▶ _Extracted records_:
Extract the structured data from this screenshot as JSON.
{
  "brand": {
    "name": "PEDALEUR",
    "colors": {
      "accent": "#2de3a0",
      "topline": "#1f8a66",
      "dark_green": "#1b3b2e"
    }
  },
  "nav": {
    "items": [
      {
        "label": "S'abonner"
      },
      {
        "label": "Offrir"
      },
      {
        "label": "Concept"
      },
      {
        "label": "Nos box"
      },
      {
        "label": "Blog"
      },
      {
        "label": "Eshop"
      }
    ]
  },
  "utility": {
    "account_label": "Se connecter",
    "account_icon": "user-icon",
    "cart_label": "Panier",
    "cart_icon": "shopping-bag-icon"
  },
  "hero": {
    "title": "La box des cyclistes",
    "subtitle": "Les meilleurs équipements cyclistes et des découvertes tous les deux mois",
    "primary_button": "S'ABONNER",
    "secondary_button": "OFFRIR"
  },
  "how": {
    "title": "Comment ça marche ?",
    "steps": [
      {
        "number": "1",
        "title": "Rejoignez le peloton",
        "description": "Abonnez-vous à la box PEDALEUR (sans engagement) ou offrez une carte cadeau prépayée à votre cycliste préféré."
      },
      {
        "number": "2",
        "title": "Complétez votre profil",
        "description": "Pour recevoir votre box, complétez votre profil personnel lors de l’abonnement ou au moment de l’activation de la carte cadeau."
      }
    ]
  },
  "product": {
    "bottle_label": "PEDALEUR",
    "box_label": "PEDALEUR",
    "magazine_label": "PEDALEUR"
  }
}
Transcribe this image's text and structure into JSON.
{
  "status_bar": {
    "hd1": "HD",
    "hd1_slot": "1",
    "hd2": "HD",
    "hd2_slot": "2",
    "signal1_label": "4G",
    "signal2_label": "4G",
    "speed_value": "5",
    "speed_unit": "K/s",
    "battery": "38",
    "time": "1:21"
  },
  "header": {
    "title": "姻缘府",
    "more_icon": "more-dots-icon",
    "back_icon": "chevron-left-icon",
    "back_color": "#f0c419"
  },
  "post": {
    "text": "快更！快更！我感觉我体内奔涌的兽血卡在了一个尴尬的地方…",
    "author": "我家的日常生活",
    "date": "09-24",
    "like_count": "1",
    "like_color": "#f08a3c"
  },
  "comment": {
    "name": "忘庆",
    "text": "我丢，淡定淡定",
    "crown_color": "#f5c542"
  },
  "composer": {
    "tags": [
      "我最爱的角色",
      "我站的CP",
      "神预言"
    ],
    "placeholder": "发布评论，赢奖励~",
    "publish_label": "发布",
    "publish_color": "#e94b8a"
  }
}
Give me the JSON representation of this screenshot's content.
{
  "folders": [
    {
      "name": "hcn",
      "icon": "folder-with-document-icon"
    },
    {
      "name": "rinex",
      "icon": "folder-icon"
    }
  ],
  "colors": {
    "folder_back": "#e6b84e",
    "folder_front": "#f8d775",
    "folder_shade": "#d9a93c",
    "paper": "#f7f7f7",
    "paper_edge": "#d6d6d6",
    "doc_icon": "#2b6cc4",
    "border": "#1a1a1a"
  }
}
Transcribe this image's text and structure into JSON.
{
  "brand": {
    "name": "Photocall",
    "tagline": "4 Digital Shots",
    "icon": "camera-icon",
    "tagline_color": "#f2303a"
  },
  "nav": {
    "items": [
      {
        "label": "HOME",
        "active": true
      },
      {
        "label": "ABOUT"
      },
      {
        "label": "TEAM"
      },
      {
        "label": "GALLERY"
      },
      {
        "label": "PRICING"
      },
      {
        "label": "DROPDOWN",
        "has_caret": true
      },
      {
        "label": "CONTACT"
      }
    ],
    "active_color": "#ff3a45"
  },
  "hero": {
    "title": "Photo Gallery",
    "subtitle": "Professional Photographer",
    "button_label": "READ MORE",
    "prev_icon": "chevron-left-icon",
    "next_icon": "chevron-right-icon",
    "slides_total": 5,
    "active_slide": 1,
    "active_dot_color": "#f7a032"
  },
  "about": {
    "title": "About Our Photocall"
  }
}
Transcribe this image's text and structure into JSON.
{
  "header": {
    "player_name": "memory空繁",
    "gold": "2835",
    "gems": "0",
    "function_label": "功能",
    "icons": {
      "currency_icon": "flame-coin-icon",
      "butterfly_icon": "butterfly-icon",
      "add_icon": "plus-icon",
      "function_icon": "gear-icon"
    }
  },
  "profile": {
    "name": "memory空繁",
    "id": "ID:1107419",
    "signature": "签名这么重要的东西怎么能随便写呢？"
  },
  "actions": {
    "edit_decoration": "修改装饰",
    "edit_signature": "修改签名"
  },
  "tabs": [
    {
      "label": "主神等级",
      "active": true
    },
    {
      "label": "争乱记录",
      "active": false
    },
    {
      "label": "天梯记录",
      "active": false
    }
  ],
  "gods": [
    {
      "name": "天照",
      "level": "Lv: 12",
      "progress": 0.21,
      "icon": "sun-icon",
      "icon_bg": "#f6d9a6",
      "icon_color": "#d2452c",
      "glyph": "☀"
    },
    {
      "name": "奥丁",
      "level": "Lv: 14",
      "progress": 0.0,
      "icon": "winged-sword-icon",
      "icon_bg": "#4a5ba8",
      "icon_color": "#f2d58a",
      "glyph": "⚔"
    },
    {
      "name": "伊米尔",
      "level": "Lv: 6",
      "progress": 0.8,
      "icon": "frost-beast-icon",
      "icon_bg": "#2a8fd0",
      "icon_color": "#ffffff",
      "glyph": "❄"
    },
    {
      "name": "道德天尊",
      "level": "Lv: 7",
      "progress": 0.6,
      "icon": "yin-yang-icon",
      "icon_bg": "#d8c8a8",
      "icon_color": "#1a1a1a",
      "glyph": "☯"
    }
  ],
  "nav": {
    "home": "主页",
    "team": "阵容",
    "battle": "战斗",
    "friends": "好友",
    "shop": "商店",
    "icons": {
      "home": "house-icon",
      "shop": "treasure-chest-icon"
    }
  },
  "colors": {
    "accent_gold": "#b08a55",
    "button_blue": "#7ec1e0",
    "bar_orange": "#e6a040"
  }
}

▶ _The problem_: Above are some records. Print them all exactly.

▶ _Solved problem_:
Extract the structured data from this screenshot as JSON.
{
  "brand": {
    "name": "PEDALEUR",
    "colors": {
      "accent": "#2de3a0",
      "topline": "#1f8a66",
      "dark_green": "#1b3b2e"
    }
  },
  "nav": {
    "items": [
      {
        "label": "S'abonner"
      },
      {
        "label": "Offrir"
      },
      {
        "label": "Concept"
      },
      {
        "label": "Nos box"
      },
      {
        "label": "Blog"
      },
      {
        "label": "Eshop"
      }
    ]
  },
  "utility": {
    "account_label": "Se connecter",
    "account_icon": "user-icon",
    "cart_label": "Panier",
    "cart_icon": "shopping-bag-icon"
  },
  "hero": {
    "title": "La box des cyclistes",
    "subtitle": "Les meilleurs équipements cyclistes et des découvertes tous les deux mois",
    "primary_button": "S'ABONNER",
    "secondary_button": "OFFRIR"
  },
  "how": {
    "title": "Comment ça marche ?",
    "steps": [
      {
        "number": "1",
        "title": "Rejoignez le peloton",
        "description": "Abonnez-vous à la box PEDALEUR (sans engagement) ou offrez une carte cadeau prépayée à votre cycliste préféré."
      },
      {
        "number": "2",
        "title": "Complétez votre profil",
        "description": "Pour recevoir votre box, complétez votre profil personnel lors de l’abonnement ou au moment de l’activation de la carte cadeau."
      }
    ]
  },
  "product": {
    "bottle_label": "PEDALEUR",
    "box_label": "PEDALEUR",
    "magazine_label": "PEDALEUR"
  }
}
Transcribe this image's text and structure into JSON.
{
  "status_bar": {
    "hd1": "HD",
    "hd1_slot": "1",
    "hd2": "HD",
    "hd2_slot": "2",
    "signal1_label": "4G",
    "signal2_label": "4G",
    "speed_value": "5",
    "speed_unit": "K/s",
    "battery": "38",
    "time": "1:21"
  },
  "header": {
    "title": "姻缘府",
    "more_icon": "more-dots-icon",
    "back_icon": "chevron-left-icon",
    "back_color": "#f0c419"
  },
  "post": {
    "text": "快更！快更！我感觉我体内奔涌的兽血卡在了一个尴尬的地方…",
    "author": "我家的日常生活",
    "date": "09-24",
    "like_count": "1",
    "like_color": "#f08a3c"
  },
  "comment": {
    "name": "忘庆",
    "text": "我丢，淡定淡定",
    "crown_color": "#f5c542"
  },
  "composer": {
    "tags": [
      "我最爱的角色",
      "我站的CP",
      "神预言"
    ],
    "placeholder": "发布评论，赢奖励~",
    "publish_label": "发布",
    "publish_color": "#e94b8a"
  }
}
Give me the JSON representation of this screenshot's content.
{
  "folders": [
    {
      "name": "hcn",
      "icon": "folder-with-document-icon"
    },
    {
      "name": "rinex",
      "icon": "folder-icon"
    }
  ],
  "colors": {
    "folder_back": "#e6b84e",
    "folder_front": "#f8d775",
    "folder_shade": "#d9a93c",
    "paper": "#f7f7f7",
    "paper_edge": "#d6d6d6",
    "doc_icon": "#2b6cc4",
    "border": "#1a1a1a"
  }
}
Transcribe this image's text and structure into JSON.
{
  "brand": {
    "name": "Photocall",
    "tagline": "4 Digital Shots",
    "icon": "camera-icon",
    "tagline_color": "#f2303a"
  },
  "nav": {
    "items": [
      {
        "label": "HOME",
        "active": true
      },
      {
        "label": "ABOUT"
      },
      {
        "label": "TEAM"
      },
      {
        "label": "GALLERY"
      },
      {
        "label": "PRICING"
      },
      {
        "label": "DROPDOWN",
        "has_caret": true
      },
      {
        "label": "CONTACT"
      }
    ],
    "active_color": "#ff3a45"
  },
  "hero": {
    "title": "Photo Gallery",
    "subtitle": "Professional Photographer",
    "button_label": "READ MORE",
    "prev_icon": "chevron-left-icon",
    "next_icon": "chevron-right-icon",
    "slides_total": 5,
    "active_slide": 1,
    "active_dot_color": "#f7a032"
  },
  "about": {
    "title": "About Our Photocall"
  }
}
Transcribe this image's text and structure into JSON.
{
  "header": {
    "player_name": "memory空繁",
    "gold": "2835",
    "gems": "0",
    "function_label": "功能",
    "icons": {
      "currency_icon": "flame-coin-icon",
      "butterfly_icon": "butterfly-icon",
      "add_icon": "plus-icon",
      "function_icon": "gear-icon"
    }
  },
  "profile": {
    "name": "memory空繁",
    "id": "ID:1107419",
    "signature": "签名这么重要的东西怎么能随便写呢？"
  },
  "actions": {
    "edit_decoration": "修改装饰",
    "edit_signature": "修改签名"
  },
  "tabs": [
    {
      "label": "主神等级",
      "active": true
    },
    {
      "label": "争乱记录",
      "active": false
    },
    {
      "label": "天梯记录",
      "active": false
    }
  ],
  "gods": [
    {
      "name": "天照",
      "level": "Lv: 12",
      "progress": 0.21,
      "icon": "sun-icon",
      "icon_bg": "#f6d9a6",
      "icon_color": "#d2452c",
      "glyph": "☀"
    },
    {
      "name": "奥丁",
      "level": "Lv: 14",
      "progress": 0.0,
      "icon": "winged-sword-icon",
      "icon_bg": "#4a5ba8",
      "icon_color": "#f2d58a",
      "glyph": "⚔"
    },
    {
      "name": "伊米尔",
      "level": "Lv: 6",
      "progress": 0.8,
      "icon": "frost-beast-icon",
      "icon_bg": "#2a8fd0",
      "icon_color": "#ffffff",
      "glyph": "❄"
    },
    {
      "name": "道德天尊",
      "level": "Lv: 7",
      "progress": 0.6,
      "icon": "yin-yang-icon",
      "icon_bg": "#d8c8a8",
      "icon_color": "#1a1a1a",
      "glyph": "☯"
    }
  ],
  "nav": {
    "home": "主页",
    "team": "阵容",
    "battle": "战斗",
    "friends": "好友",
    "shop": "商店",
    "icons": {
      "home": "house-icon",
      "shop": "treasure-chest-icon"
    }
  },
  "colors": {
    "accent_gold": "#b08a55",
    "button_blue": "#7ec1e0",
    "bar_orange": "#e6a040"
  }
}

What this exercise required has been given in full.